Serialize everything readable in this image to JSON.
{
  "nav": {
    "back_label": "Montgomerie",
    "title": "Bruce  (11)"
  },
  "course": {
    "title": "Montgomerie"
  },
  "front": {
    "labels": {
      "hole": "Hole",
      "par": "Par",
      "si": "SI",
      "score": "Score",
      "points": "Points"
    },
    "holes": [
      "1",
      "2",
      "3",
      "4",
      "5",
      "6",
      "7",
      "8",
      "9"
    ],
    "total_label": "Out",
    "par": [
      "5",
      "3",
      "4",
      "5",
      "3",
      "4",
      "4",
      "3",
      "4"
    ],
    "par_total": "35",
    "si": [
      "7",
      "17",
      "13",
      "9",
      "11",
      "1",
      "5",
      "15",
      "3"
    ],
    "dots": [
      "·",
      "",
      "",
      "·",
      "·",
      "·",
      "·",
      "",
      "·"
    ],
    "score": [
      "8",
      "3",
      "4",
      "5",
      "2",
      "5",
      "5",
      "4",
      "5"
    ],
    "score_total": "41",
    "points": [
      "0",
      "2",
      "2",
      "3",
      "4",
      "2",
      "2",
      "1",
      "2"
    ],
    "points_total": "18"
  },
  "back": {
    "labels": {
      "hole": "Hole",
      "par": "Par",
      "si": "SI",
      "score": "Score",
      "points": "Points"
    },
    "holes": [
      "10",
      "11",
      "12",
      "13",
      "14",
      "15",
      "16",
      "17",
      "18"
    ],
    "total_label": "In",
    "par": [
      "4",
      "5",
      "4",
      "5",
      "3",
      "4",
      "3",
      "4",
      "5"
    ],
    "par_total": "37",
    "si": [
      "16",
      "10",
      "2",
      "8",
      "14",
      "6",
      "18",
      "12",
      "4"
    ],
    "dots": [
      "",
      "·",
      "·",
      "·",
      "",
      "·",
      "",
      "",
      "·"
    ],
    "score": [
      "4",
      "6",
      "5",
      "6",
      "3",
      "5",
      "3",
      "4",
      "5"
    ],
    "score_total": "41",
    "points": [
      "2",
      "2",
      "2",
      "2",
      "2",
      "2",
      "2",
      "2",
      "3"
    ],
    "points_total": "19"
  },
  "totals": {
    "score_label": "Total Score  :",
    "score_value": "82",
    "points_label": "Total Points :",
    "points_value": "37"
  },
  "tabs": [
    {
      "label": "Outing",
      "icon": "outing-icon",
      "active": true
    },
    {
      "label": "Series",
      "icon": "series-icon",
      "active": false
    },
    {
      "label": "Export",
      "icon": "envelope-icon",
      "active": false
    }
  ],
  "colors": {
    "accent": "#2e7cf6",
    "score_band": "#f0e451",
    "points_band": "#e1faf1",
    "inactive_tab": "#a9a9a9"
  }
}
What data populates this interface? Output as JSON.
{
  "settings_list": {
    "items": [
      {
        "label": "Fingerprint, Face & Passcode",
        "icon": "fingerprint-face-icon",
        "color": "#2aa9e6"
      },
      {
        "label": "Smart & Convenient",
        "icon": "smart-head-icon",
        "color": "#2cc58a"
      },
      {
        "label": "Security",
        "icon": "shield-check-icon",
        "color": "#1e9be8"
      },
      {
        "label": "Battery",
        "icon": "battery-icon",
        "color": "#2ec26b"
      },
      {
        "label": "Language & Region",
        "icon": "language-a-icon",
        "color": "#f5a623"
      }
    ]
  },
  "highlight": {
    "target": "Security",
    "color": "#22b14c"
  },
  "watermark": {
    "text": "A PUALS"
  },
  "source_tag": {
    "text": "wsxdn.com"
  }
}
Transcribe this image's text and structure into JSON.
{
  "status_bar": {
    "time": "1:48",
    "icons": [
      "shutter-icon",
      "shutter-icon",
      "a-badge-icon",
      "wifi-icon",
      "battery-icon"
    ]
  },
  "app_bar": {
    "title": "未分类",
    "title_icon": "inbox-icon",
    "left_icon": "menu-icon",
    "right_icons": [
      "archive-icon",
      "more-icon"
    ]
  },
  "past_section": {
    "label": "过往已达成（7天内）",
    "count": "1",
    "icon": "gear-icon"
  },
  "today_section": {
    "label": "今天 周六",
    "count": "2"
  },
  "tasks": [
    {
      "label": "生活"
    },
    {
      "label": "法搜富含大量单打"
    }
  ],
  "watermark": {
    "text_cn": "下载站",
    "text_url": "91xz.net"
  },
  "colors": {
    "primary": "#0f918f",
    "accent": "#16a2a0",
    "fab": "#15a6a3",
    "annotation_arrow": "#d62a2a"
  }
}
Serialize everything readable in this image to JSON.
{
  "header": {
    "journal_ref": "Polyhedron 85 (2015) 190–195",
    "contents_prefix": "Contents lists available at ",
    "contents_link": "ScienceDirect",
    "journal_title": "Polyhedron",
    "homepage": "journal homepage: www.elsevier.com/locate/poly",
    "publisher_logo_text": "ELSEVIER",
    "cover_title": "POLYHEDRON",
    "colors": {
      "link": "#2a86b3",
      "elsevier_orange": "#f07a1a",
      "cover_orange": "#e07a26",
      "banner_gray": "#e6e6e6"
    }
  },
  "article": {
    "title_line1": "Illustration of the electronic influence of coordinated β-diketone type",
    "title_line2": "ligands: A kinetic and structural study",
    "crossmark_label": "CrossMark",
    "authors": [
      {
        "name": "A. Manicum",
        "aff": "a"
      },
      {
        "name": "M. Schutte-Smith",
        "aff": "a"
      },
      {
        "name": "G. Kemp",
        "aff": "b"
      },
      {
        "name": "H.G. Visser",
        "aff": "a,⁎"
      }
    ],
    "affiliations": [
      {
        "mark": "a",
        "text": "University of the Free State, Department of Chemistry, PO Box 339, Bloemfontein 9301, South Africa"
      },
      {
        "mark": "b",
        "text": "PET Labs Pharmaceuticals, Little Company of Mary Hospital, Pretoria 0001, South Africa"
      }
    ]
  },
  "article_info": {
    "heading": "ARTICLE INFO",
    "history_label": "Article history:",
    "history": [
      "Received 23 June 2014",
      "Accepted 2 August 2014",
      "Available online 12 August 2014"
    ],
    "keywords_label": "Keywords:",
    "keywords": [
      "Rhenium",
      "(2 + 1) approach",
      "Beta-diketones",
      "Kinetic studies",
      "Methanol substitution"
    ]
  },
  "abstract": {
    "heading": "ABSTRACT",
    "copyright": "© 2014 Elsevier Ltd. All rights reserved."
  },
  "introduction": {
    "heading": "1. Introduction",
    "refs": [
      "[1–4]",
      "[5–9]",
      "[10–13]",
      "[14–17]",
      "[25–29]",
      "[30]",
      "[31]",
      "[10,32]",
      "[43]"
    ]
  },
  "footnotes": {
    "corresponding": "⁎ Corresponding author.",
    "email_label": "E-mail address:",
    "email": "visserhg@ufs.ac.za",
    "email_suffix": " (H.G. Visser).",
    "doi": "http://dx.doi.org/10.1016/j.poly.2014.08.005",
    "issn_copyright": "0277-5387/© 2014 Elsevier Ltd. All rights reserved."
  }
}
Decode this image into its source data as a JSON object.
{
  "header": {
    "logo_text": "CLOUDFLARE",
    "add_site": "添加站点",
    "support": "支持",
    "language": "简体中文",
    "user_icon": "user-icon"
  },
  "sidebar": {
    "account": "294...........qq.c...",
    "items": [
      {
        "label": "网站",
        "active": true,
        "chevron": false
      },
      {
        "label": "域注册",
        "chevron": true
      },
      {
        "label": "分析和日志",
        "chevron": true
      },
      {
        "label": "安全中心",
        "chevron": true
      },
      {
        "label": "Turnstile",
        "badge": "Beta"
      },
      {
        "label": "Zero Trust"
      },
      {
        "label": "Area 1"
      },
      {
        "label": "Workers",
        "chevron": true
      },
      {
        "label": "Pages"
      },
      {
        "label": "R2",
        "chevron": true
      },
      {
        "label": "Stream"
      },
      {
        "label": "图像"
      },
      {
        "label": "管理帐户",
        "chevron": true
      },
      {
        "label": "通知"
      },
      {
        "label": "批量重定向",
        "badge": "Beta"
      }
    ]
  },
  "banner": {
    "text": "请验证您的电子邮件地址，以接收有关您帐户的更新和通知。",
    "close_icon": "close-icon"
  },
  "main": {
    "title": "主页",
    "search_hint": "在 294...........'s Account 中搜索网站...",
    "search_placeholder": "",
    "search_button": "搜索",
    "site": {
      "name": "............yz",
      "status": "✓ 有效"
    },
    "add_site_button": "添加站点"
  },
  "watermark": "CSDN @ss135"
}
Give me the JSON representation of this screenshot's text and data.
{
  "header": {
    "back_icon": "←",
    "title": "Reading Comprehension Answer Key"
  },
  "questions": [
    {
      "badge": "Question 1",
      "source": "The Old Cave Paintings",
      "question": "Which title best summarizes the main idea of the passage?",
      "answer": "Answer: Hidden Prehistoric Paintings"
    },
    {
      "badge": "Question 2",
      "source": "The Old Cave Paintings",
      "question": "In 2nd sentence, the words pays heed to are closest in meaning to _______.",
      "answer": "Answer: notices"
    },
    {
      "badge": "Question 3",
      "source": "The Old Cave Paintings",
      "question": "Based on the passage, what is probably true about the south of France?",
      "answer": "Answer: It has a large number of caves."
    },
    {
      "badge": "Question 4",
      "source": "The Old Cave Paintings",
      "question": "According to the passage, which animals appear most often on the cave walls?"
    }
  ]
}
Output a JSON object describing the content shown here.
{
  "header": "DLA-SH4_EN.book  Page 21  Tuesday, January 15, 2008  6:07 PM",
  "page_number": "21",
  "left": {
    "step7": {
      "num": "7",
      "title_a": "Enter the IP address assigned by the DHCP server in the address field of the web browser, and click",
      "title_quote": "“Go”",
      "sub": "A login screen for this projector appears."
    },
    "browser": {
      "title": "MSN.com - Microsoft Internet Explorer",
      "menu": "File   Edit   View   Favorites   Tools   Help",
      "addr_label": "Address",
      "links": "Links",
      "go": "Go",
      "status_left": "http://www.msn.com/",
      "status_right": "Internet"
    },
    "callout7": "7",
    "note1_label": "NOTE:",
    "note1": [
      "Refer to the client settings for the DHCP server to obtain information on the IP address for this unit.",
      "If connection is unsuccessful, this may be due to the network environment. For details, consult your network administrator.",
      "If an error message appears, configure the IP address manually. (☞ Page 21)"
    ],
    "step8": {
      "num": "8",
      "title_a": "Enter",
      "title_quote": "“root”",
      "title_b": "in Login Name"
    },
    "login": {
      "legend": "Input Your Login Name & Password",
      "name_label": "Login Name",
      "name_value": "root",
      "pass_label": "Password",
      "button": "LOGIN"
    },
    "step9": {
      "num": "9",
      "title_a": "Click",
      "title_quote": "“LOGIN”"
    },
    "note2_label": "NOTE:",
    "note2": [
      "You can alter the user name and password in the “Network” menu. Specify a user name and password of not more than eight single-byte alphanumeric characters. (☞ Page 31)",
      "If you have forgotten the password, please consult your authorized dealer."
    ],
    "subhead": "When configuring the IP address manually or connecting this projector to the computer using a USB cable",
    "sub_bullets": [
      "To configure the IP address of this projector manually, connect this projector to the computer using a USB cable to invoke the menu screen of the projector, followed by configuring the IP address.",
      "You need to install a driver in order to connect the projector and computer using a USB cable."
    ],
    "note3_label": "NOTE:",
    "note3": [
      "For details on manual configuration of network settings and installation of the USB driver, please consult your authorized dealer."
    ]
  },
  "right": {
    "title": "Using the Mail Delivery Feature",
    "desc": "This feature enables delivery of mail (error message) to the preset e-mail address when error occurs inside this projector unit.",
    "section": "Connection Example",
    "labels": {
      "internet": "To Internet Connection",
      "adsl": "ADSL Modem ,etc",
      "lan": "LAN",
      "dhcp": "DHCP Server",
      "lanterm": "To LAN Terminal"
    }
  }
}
━━━━━━━━━━
§ Requirements: Which lines contain the word "Enter"? Copy each one.

§ Written solution:
      "title_a": "Enter the IP address assigned by the DHCP server in the address field of the web browser, and click",
      "title_a": "Enter",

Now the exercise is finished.